-- START Exercise input --

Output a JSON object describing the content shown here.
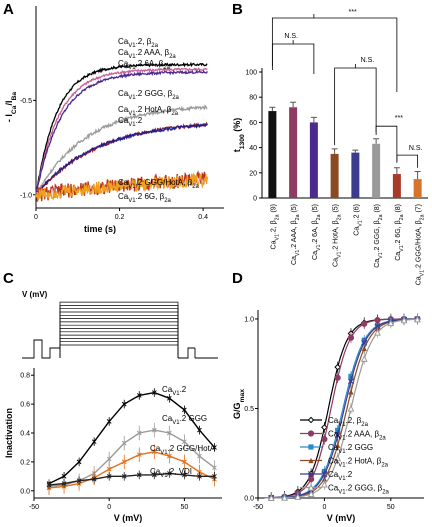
{
  "panels": {
    "A": {
      "letter": "A"
    },
    "B": {
      "letter": "B"
    },
    "C": {
      "letter": "C"
    },
    "D": {
      "letter": "D"
    }
  },
  "chart_data": [
    {
      "id": "A",
      "type": "line",
      "xlabel": "time (s)",
      "ylabel": "- I_Ca/I_Ba",
      "xlim": [
        0,
        0.45
      ],
      "ylim": [
        -1.07,
        0.0
      ],
      "xticks": [
        "0",
        "0.2",
        "0.4"
      ],
      "yticks": [
        "-0.5",
        "-1.0"
      ],
      "series": [
        {
          "name": "Ca_V1.2, β_2a",
          "color": "#000000",
          "tau": 0.05,
          "plateau": -0.31,
          "noise": 0.006
        },
        {
          "name": "Ca_V1.2 AAA, β_2a",
          "color": "#c9609a",
          "tau": 0.055,
          "plateau": -0.335,
          "noise": 0.006
        },
        {
          "name": "Ca_V1.2 6A, β_2a",
          "color": "#4b2a8f",
          "tau": 0.06,
          "plateau": -0.35,
          "noise": 0.006
        },
        {
          "name": "Ca_V1.2 GGG, β_2a",
          "color": "#9a9a9a",
          "tau": 0.12,
          "plateau": -0.52,
          "noise": 0.008
        },
        {
          "name": "Ca_V1.2 HotA, β_2a",
          "color": "#a01e1e",
          "tau": 0.15,
          "plateau": -0.6,
          "noise": 0.008
        },
        {
          "name": "Ca_V1.2",
          "color": "#1f1f8f",
          "tau": 0.14,
          "plateau": -0.61,
          "noise": 0.008
        },
        {
          "name": "Ca_V1.2 GGG/HotA, β_2a",
          "color": "#b8331e",
          "tau": 0.5,
          "plateau": -0.85,
          "noise": 0.04
        },
        {
          "name": "Ca_V1.2 6G, β_2a",
          "color": "#f0a020",
          "tau": 0.5,
          "plateau": -0.86,
          "noise": 0.035
        }
      ]
    },
    {
      "id": "B",
      "type": "bar",
      "ylabel": "t_1300 (%)",
      "ylim": [
        0,
        100
      ],
      "yticks": [
        "0",
        "20",
        "40",
        "60",
        "80",
        "100"
      ],
      "categories": [
        "Ca_V1.2, β_2a",
        "Ca_V1.2 AAA, β_2a",
        "Ca_V1.2 6A, β_2a",
        "Ca_V1.2 HotA, β_2a",
        "Ca_V1.2",
        "Ca_V1.2 GGG, β_2a",
        "Ca_V1.2 6G, β_2a",
        "Ca_V1.2 GGG/HotA, β_2a"
      ],
      "n": [
        "(9)",
        "(5)",
        "(5)",
        "(5)",
        "(6)",
        "(8)",
        "(8)",
        "(7)"
      ],
      "values": [
        69,
        72,
        60,
        35,
        36,
        43,
        19,
        15
      ],
      "errors": [
        3,
        4,
        4,
        4,
        2,
        4,
        5,
        6
      ],
      "colors": [
        "#111111",
        "#8e3a63",
        "#4b2a8f",
        "#8c4a22",
        "#3c3c8c",
        "#9a9a9a",
        "#a83a2a",
        "#d6752a"
      ],
      "annotations": {
        "top": "***",
        "ns1": "N.S.",
        "ns2": "N.S.",
        "sig": "***",
        "ns3": "N.S."
      }
    },
    {
      "id": "C",
      "type": "line",
      "protocol_label": "V (mV)",
      "xlabel": "V (mV)",
      "ylabel": "Inactivation",
      "xlim": [
        -50,
        75
      ],
      "ylim": [
        -0.05,
        0.85
      ],
      "xticks": [
        "-50",
        "0",
        "50"
      ],
      "yticks": [
        "0.0",
        "0.2",
        "0.4",
        "0.6",
        "0.8"
      ],
      "x": [
        -40,
        -30,
        -20,
        -10,
        0,
        10,
        20,
        30,
        40,
        50,
        60,
        70
      ],
      "series": [
        {
          "name": "Ca_V1.2",
          "color": "#000000",
          "values": [
            0.05,
            0.1,
            0.2,
            0.34,
            0.48,
            0.6,
            0.66,
            0.68,
            0.64,
            0.56,
            0.42,
            0.3
          ],
          "err": 0.03
        },
        {
          "name": "Ca_V1.2 GGG",
          "color": "#9a9a9a",
          "values": [
            0.03,
            0.04,
            0.07,
            0.12,
            0.22,
            0.33,
            0.4,
            0.42,
            0.4,
            0.34,
            0.24,
            0.16
          ],
          "err": 0.05
        },
        {
          "name": "Ca_V1.2 GGG/HotA",
          "color": "#e5701a",
          "values": [
            0.02,
            0.03,
            0.05,
            0.09,
            0.15,
            0.2,
            0.25,
            0.27,
            0.24,
            0.2,
            0.13,
            0.08
          ],
          "err": 0.05
        },
        {
          "name": "Ca_V1.2, VDI",
          "color": "#222222",
          "values": [
            0.04,
            0.05,
            0.07,
            0.08,
            0.1,
            0.1,
            0.11,
            0.11,
            0.12,
            0.11,
            0.1,
            0.1
          ],
          "err": 0.03
        }
      ]
    },
    {
      "id": "D",
      "type": "line",
      "xlabel": "V (mV)",
      "ylabel": "G/G_max",
      "xlim": [
        -50,
        75
      ],
      "ylim": [
        0,
        1.05
      ],
      "xticks": [
        "-50",
        "0",
        "50"
      ],
      "yticks": [
        "0.0",
        "0.5",
        "1.0"
      ],
      "x": [
        -40,
        -30,
        -20,
        -10,
        0,
        10,
        20,
        30,
        40,
        50,
        60,
        70
      ],
      "series": [
        {
          "name": "Ca_V1.2, β_2a",
          "color": "#000000",
          "marker": "diamond",
          "vhalf": 3,
          "k": 7
        },
        {
          "name": "Ca_V1.2 AAA, β_2a",
          "color": "#8e3a63",
          "marker": "circle",
          "vhalf": 5,
          "k": 7
        },
        {
          "name": "Ca_V1.2 GGG",
          "color": "#2a8ad0",
          "marker": "square",
          "vhalf": 14,
          "k": 8
        },
        {
          "name": "Ca_V1.2 HotA, β_2a",
          "color": "#8c4a22",
          "marker": "triangle",
          "vhalf": 17,
          "k": 8
        },
        {
          "name": "Ca_V1.2",
          "color": "#3c3c8c",
          "marker": "x",
          "vhalf": 15,
          "k": 8
        },
        {
          "name": "Ca_V1.2 GGG, β_2a",
          "color": "#9a9a9a",
          "marker": "open-triangle",
          "vhalf": 20,
          "k": 8
        }
      ]
    }
  ]
}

-- END Exercise input --

*Your goal*
From the material above, copy each line that includes the word "marker".

*Task answer*
          "marker": "diamond",
          "marker": "circle",
          "marker": "square",
          "marker": "triangle",
          "marker": "x",
          "marker": "open-triangle",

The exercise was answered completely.